**EXERCISE AIM**. Identify all lines of the data containing the string "hour" and copy them.

[Stored data entries]

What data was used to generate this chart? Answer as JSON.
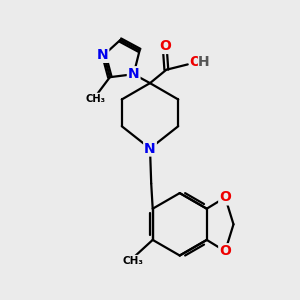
{
  "background_color": "#ebebeb",
  "atom_colors": {
    "N": "#0000ee",
    "O": "#ee0000",
    "C": "#000000",
    "H": "#555555"
  },
  "bond_color": "#000000",
  "bond_width": 1.6,
  "font_size_atoms": 10,
  "font_size_small": 8.5
}
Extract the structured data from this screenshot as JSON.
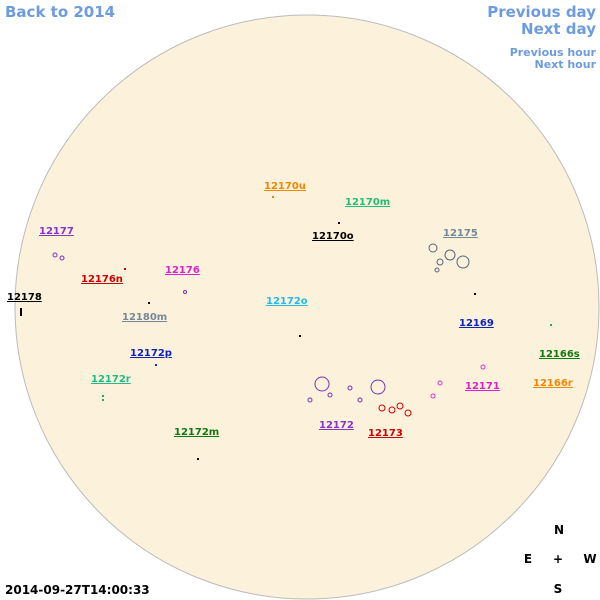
{
  "navigation": {
    "back_year": "Back to 2014",
    "previous_day": "Previous day",
    "next_day": "Next day",
    "previous_hour": "Previous hour",
    "next_hour": "Next hour"
  },
  "regions": [
    "12170u",
    "12170m",
    "12170o",
    "12175",
    "12177",
    "12176n",
    "12176",
    "12178",
    "12172o",
    "12180m",
    "12169",
    "12172p",
    "12166s",
    "12172r",
    "12171",
    "12166r",
    "12172m",
    "12172",
    "12173"
  ],
  "compass": {
    "north": "N",
    "east": "E",
    "center": "+",
    "west": "W",
    "south": "S"
  },
  "timestamp": "2014-09-27T14:00:33"
}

**EXERCISE RESULT**.
    "previous_hour": "Previous hour",
    "next_hour": "Next hour"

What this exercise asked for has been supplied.